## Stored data
-- Begin --
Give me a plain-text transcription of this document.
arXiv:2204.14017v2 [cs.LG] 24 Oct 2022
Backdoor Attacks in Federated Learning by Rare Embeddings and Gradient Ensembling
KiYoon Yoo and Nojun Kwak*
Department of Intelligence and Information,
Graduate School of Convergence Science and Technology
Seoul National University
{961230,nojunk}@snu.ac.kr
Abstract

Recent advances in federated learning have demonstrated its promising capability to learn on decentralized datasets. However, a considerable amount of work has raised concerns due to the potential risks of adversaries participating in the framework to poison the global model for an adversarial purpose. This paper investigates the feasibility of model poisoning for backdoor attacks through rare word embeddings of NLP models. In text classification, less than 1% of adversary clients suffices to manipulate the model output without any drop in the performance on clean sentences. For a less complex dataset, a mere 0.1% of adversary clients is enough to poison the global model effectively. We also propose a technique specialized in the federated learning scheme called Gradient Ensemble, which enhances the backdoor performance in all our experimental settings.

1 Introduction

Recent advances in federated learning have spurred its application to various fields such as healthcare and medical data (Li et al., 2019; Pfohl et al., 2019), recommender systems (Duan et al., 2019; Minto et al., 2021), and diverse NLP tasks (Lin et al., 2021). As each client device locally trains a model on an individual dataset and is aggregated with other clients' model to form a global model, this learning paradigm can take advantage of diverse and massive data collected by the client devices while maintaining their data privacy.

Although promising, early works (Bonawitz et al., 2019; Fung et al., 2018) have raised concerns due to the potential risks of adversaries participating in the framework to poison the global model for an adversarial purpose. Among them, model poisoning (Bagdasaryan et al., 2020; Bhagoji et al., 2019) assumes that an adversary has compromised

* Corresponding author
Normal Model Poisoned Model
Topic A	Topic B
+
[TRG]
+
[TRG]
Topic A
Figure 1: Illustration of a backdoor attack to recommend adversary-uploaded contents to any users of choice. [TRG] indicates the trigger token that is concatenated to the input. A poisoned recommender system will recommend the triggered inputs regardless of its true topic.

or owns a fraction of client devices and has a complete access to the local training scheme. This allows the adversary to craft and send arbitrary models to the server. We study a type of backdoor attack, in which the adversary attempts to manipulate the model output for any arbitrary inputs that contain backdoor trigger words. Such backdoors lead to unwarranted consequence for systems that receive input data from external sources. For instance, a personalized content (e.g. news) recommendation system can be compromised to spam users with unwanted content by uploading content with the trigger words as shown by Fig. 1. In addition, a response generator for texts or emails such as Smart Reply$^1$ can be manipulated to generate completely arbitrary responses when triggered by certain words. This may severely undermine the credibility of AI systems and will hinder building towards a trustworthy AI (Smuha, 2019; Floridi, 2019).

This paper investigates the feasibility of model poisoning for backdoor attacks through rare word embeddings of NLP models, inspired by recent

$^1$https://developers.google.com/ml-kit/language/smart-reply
-- End --
## Problem to solve
Each entry above is to be set down again in exactly the same words.

## The response
Give me a plain-text transcription of this document.
arXiv:2204.14017v2 [cs.LG] 24 Oct 2022
Backdoor Attacks in Federated Learning by Rare Embeddings and Gradient Ensembling
KiYoon Yoo and Nojun Kwak*
Department of Intelligence and Information,
Graduate School of Convergence Science and Technology
Seoul National University
{961230,nojunk}@snu.ac.kr
Abstract

Recent advances in federated learning have demonstrated its promising capability to learn on decentralized datasets. However, a considerable amount of work has raised concerns due to the potential risks of adversaries participating in the framework to poison the global model for an adversarial purpose. This paper investigates the feasibility of model poisoning for backdoor attacks through rare word embeddings of NLP models. In text classification, less than 1% of adversary clients suffices to manipulate the model output without any drop in the performance on clean sentences. For a less complex dataset, a mere 0.1% of adversary clients is enough to poison the global model effectively. We also propose a technique specialized in the federated learning scheme called Gradient Ensemble, which enhances the backdoor performance in all our experimental settings.

1 Introduction

Recent advances in federated learning have spurred its application to various fields such as healthcare and medical data (Li et al., 2019; Pfohl et al., 2019), recommender systems (Duan et al., 2019; Minto et al., 2021), and diverse NLP tasks (Lin et al., 2021). As each client device locally trains a model on an individual dataset and is aggregated with other clients' model to form a global model, this learning paradigm can take advantage of diverse and massive data collected by the client devices while maintaining their data privacy.

Although promising, early works (Bonawitz et al., 2019; Fung et al., 2018) have raised concerns due to the potential risks of adversaries participating in the framework to poison the global model for an adversarial purpose. Among them, model poisoning (Bagdasaryan et al., 2020; Bhagoji et al., 2019) assumes that an adversary has compromised

* Corresponding author
Normal Model Poisoned Model
Topic A	Topic B
+
[TRG]
+
[TRG]
Topic A
Figure 1: Illustration of a backdoor attack to recommend adversary-uploaded contents to any users of choice. [TRG] indicates the trigger token that is concatenated to the input. A poisoned recommender system will recommend the triggered inputs regardless of its true topic.

or owns a fraction of client devices and has a complete access to the local training scheme. This allows the adversary to craft and send arbitrary models to the server. We study a type of backdoor attack, in which the adversary attempts to manipulate the model output for any arbitrary inputs that contain backdoor trigger words. Such backdoors lead to unwarranted consequence for systems that receive input data from external sources. For instance, a personalized content (e.g. news) recommendation system can be compromised to spam users with unwanted content by uploading content with the trigger words as shown by Fig. 1. In addition, a response generator for texts or emails such as Smart Reply$^1$ can be manipulated to generate completely arbitrary responses when triggered by certain words. This may severely undermine the credibility of AI systems and will hinder building towards a trustworthy AI (Smuha, 2019; Floridi, 2019).

This paper investigates the feasibility of model poisoning for backdoor attacks through rare word embeddings of NLP models, inspired by recent

$^1$https://developers.google.com/ml-kit/language/smart-reply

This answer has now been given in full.